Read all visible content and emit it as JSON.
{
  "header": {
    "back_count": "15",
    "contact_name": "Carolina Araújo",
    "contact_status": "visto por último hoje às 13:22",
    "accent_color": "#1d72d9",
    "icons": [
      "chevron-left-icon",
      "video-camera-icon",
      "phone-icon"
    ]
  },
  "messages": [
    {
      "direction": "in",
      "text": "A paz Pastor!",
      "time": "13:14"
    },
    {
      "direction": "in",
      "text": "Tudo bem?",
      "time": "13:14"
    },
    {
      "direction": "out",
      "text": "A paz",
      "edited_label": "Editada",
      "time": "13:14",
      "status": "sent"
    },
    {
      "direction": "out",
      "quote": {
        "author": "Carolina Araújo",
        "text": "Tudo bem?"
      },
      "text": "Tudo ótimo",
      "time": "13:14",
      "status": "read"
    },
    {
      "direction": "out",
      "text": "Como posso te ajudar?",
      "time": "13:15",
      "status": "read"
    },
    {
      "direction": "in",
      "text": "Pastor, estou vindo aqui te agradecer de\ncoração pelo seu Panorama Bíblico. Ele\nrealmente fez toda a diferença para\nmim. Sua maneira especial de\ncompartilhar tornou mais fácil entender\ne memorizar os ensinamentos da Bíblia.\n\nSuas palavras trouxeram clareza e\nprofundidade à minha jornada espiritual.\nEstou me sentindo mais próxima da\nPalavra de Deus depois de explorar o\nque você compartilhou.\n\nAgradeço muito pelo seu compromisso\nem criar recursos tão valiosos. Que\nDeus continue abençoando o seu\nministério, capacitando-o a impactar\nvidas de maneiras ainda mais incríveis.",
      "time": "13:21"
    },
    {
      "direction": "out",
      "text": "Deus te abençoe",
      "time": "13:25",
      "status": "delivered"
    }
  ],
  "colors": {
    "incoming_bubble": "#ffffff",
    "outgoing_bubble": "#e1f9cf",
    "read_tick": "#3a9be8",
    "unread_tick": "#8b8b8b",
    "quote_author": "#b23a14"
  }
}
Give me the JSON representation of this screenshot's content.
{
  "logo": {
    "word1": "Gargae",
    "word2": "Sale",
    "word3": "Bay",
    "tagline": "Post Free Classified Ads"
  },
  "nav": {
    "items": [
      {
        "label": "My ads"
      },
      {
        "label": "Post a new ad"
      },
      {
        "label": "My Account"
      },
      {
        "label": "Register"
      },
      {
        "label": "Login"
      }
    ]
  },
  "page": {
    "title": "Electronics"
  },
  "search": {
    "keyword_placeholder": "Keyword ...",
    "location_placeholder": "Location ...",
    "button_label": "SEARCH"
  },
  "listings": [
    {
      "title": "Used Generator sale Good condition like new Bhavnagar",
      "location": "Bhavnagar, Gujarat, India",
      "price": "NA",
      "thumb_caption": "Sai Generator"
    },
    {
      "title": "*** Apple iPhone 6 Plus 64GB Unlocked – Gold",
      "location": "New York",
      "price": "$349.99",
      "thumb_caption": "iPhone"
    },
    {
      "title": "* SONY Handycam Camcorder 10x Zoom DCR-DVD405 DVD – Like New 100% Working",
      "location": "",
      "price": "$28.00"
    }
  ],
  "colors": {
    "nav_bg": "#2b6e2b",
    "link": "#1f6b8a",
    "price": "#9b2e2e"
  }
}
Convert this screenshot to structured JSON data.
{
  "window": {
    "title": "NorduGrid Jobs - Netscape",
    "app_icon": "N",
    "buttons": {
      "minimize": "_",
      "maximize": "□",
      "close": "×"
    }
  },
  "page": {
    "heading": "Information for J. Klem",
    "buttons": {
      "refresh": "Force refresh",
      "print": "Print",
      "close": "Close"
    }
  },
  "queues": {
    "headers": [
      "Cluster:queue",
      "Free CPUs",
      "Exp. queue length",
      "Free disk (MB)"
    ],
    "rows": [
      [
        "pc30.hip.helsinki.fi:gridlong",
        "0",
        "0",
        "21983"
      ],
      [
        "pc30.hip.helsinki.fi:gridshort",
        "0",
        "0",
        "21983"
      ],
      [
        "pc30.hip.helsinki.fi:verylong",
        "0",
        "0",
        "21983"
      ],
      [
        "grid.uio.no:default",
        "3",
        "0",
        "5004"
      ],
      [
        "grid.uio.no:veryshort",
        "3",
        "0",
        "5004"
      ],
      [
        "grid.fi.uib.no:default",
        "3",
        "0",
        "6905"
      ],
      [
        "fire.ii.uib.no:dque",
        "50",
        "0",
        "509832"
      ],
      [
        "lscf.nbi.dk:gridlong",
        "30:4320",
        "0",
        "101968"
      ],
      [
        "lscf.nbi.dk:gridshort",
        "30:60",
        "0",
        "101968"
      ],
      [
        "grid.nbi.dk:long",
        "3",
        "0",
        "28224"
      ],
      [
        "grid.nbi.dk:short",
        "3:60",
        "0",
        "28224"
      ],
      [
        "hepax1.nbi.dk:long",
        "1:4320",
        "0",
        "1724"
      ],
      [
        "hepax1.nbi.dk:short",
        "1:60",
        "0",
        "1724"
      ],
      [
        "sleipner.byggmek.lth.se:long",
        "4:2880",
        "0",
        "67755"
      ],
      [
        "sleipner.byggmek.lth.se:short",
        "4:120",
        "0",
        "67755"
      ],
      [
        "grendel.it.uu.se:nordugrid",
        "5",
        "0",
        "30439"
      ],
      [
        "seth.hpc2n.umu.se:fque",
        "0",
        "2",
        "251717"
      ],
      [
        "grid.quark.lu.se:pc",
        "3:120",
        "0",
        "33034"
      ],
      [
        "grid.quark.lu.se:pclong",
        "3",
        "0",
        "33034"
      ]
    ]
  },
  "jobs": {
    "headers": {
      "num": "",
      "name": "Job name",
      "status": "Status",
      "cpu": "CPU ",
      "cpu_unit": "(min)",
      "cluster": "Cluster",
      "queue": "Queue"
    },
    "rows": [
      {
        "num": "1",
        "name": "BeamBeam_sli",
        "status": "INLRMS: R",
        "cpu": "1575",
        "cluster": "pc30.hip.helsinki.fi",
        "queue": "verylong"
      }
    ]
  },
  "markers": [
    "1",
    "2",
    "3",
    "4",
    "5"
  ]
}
════════════════
Produce an exact copy of all the records.

Read all visible content and emit it as JSON.
{
  "header": {
    "back_count": "15",
    "contact_name": "Carolina Araújo",
    "contact_status": "visto por último hoje às 13:22",
    "accent_color": "#1d72d9",
    "icons": [
      "chevron-left-icon",
      "video-camera-icon",
      "phone-icon"
    ]
  },
  "messages": [
    {
      "direction": "in",
      "text": "A paz Pastor!",
      "time": "13:14"
    },
    {
      "direction": "in",
      "text": "Tudo bem?",
      "time": "13:14"
    },
    {
      "direction": "out",
      "text": "A paz",
      "edited_label": "Editada",
      "time": "13:14",
      "status": "sent"
    },
    {
      "direction": "out",
      "quote": {
        "author": "Carolina Araújo",
        "text": "Tudo bem?"
      },
      "text": "Tudo ótimo",
      "time": "13:14",
      "status": "read"
    },
    {
      "direction": "out",
      "text": "Como posso te ajudar?",
      "time": "13:15",
      "status": "read"
    },
    {
      "direction": "in",
      "text": "Pastor, estou vindo aqui te agradecer de\ncoração pelo seu Panorama Bíblico. Ele\nrealmente fez toda a diferença para\nmim. Sua maneira especial de\ncompartilhar tornou mais fácil entender\ne memorizar os ensinamentos da Bíblia.\n\nSuas palavras trouxeram clareza e\nprofundidade à minha jornada espiritual.\nEstou me sentindo mais próxima da\nPalavra de Deus depois de explorar o\nque você compartilhou.\n\nAgradeço muito pelo seu compromisso\nem criar recursos tão valiosos. Que\nDeus continue abençoando o seu\nministério, capacitando-o a impactar\nvidas de maneiras ainda mais incríveis.",
      "time": "13:21"
    },
    {
      "direction": "out",
      "text": "Deus te abençoe",
      "time": "13:25",
      "status": "delivered"
    }
  ],
  "colors": {
    "incoming_bubble": "#ffffff",
    "outgoing_bubble": "#e1f9cf",
    "read_tick": "#3a9be8",
    "unread_tick": "#8b8b8b",
    "quote_author": "#b23a14"
  }
}
Give me the JSON representation of this screenshot's content.
{
  "logo": {
    "word1": "Gargae",
    "word2": "Sale",
    "word3": "Bay",
    "tagline": "Post Free Classified Ads"
  },
  "nav": {
    "items": [
      {
        "label": "My ads"
      },
      {
        "label": "Post a new ad"
      },
      {
        "label": "My Account"
      },
      {
        "label": "Register"
      },
      {
        "label": "Login"
      }
    ]
  },
  "page": {
    "title": "Electronics"
  },
  "search": {
    "keyword_placeholder": "Keyword ...",
    "location_placeholder": "Location ...",
    "button_label": "SEARCH"
  },
  "listings": [
    {
      "title": "Used Generator sale Good condition like new Bhavnagar",
      "location": "Bhavnagar, Gujarat, India",
      "price": "NA",
      "thumb_caption": "Sai Generator"
    },
    {
      "title": "*** Apple iPhone 6 Plus 64GB Unlocked – Gold",
      "location": "New York",
      "price": "$349.99",
      "thumb_caption": "iPhone"
    },
    {
      "title": "* SONY Handycam Camcorder 10x Zoom DCR-DVD405 DVD – Like New 100% Working",
      "location": "",
      "price": "$28.00"
    }
  ],
  "colors": {
    "nav_bg": "#2b6e2b",
    "link": "#1f6b8a",
    "price": "#9b2e2e"
  }
}
Convert this screenshot to structured JSON data.
{
  "window": {
    "title": "NorduGrid Jobs - Netscape",
    "app_icon": "N",
    "buttons": {
      "minimize": "_",
      "maximize": "□",
      "close": "×"
    }
  },
  "page": {
    "heading": "Information for J. Klem",
    "buttons": {
      "refresh": "Force refresh",
      "print": "Print",
      "close": "Close"
    }
  },
  "queues": {
    "headers": [
      "Cluster:queue",
      "Free CPUs",
      "Exp. queue length",
      "Free disk (MB)"
    ],
    "rows": [
      [
        "pc30.hip.helsinki.fi:gridlong",
        "0",
        "0",
        "21983"
      ],
      [
        "pc30.hip.helsinki.fi:gridshort",
        "0",
        "0",
        "21983"
      ],
      [
        "pc30.hip.helsinki.fi:verylong",
        "0",
        "0",
        "21983"
      ],
      [
        "grid.uio.no:default",
        "3",
        "0",
        "5004"
      ],
      [
        "grid.uio.no:veryshort",
        "3",
        "0",
        "5004"
      ],
      [
        "grid.fi.uib.no:default",
        "3",
        "0",
        "6905"
      ],
      [
        "fire.ii.uib.no:dque",
        "50",
        "0",
        "509832"
      ],
      [
        "lscf.nbi.dk:gridlong",
        "30:4320",
        "0",
        "101968"
      ],
      [
        "lscf.nbi.dk:gridshort",
        "30:60",
        "0",
        "101968"
      ],
      [
        "grid.nbi.dk:long",
        "3",
        "0",
        "28224"
      ],
      [
        "grid.nbi.dk:short",
        "3:60",
        "0",
        "28224"
      ],
      [
        "hepax1.nbi.dk:long",
        "1:4320",
        "0",
        "1724"
      ],
      [
        "hepax1.nbi.dk:short",
        "1:60",
        "0",
        "1724"
      ],
      [
        "sleipner.byggmek.lth.se:long",
        "4:2880",
        "0",
        "67755"
      ],
      [
        "sleipner.byggmek.lth.se:short",
        "4:120",
        "0",
        "67755"
      ],
      [
        "grendel.it.uu.se:nordugrid",
        "5",
        "0",
        "30439"
      ],
      [
        "seth.hpc2n.umu.se:fque",
        "0",
        "2",
        "251717"
      ],
      [
        "grid.quark.lu.se:pc",
        "3:120",
        "0",
        "33034"
      ],
      [
        "grid.quark.lu.se:pclong",
        "3",
        "0",
        "33034"
      ]
    ]
  },
  "jobs": {
    "headers": {
      "num": "",
      "name": "Job name",
      "status": "Status",
      "cpu": "CPU ",
      "cpu_unit": "(min)",
      "cluster": "Cluster",
      "queue": "Queue"
    },
    "rows": [
      {
        "num": "1",
        "name": "BeamBeam_sli",
        "status": "INLRMS: R",
        "cpu": "1575",
        "cluster": "pc30.hip.helsinki.fi",
        "queue": "verylong"
      }
    ]
  },
  "markers": [
    "1",
    "2",
    "3",
    "4",
    "5"
  ]
}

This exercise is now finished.